**What to work on:** Search the data below for the string "screenshot". Extract every line that contains it.

[start of Data for this exercise]

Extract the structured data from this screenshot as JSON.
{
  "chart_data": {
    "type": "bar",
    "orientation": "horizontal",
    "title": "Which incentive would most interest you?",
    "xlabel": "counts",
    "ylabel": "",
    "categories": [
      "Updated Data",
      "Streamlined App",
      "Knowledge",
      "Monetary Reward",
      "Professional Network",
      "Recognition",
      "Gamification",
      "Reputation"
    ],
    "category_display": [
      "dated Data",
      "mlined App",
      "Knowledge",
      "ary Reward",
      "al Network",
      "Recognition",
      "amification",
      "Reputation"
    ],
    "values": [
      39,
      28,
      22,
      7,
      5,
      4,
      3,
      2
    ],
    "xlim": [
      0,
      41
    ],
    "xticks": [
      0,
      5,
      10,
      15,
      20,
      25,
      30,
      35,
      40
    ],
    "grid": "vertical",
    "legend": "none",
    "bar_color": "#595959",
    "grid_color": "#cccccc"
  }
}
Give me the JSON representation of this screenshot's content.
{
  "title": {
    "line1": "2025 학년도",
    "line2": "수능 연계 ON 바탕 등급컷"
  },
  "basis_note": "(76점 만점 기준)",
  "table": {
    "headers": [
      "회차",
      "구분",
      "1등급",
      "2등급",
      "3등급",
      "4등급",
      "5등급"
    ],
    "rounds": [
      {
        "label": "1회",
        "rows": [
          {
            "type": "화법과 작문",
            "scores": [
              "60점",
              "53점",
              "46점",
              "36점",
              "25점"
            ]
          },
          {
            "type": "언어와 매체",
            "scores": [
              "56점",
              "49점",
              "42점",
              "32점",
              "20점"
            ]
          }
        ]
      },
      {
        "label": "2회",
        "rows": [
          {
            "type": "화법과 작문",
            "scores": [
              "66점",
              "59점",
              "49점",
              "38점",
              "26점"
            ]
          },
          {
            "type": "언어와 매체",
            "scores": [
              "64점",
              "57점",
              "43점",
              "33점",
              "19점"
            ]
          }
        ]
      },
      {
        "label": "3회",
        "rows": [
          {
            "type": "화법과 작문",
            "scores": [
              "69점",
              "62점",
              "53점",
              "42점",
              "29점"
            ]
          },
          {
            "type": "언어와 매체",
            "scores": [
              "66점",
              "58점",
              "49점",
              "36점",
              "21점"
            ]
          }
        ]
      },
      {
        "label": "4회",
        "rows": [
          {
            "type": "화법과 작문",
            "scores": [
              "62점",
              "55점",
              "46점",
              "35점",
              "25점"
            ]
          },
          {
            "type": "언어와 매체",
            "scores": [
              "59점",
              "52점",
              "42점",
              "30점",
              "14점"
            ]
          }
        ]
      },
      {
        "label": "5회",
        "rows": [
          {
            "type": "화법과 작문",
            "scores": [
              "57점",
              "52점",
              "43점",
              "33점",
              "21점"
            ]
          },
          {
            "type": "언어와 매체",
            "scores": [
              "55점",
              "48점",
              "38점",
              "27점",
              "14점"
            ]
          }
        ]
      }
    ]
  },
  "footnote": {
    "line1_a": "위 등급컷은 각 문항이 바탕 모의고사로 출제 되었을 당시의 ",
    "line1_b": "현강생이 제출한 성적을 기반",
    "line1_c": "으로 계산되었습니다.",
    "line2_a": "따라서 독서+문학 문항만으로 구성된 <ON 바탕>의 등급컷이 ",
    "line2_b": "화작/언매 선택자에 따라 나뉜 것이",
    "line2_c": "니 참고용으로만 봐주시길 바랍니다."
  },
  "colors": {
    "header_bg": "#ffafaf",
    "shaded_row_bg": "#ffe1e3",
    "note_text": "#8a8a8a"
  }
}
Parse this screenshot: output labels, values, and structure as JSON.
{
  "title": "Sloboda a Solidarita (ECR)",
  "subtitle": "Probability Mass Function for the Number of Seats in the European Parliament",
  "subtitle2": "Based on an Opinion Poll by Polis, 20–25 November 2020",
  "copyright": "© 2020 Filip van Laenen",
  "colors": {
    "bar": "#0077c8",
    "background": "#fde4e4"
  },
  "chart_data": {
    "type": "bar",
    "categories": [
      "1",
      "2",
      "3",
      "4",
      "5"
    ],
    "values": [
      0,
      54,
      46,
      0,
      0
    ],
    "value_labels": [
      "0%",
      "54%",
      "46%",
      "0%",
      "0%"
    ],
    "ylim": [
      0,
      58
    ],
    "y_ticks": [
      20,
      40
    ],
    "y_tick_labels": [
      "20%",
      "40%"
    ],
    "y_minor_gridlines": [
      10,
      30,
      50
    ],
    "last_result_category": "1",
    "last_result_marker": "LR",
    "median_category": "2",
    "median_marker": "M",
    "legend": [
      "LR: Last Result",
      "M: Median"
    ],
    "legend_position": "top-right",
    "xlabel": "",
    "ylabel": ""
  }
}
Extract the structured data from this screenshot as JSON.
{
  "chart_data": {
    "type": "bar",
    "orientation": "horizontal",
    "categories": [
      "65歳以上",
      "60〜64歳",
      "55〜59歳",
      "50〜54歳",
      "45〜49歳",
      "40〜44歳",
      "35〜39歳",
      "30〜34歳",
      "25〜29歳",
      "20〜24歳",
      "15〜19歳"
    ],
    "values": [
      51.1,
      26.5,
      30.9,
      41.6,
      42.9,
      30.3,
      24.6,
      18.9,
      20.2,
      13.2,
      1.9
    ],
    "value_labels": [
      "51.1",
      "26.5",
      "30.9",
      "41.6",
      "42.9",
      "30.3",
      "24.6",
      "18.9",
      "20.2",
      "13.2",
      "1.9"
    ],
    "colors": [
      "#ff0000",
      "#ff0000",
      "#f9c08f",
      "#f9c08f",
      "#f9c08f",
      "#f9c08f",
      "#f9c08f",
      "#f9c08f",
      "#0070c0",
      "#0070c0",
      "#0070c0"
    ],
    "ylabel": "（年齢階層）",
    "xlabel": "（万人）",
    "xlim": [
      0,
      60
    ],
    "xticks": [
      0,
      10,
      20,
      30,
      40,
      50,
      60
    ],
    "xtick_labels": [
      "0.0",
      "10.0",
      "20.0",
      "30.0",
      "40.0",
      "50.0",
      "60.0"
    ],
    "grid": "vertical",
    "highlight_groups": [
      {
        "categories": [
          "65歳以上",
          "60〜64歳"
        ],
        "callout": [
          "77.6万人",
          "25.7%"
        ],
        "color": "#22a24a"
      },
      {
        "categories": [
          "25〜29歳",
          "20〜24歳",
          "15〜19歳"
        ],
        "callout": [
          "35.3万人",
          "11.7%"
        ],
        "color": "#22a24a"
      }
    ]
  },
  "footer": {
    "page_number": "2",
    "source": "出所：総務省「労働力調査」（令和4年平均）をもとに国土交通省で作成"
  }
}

[end of Data for this exercise]

**Written solution:**
Extract the structured data from this screenshot as JSON.
Give me the JSON representation of this screenshot's content.
Parse this screenshot: output labels, values, and structure as JSON.
Extract the structured data from this screenshot as JSON.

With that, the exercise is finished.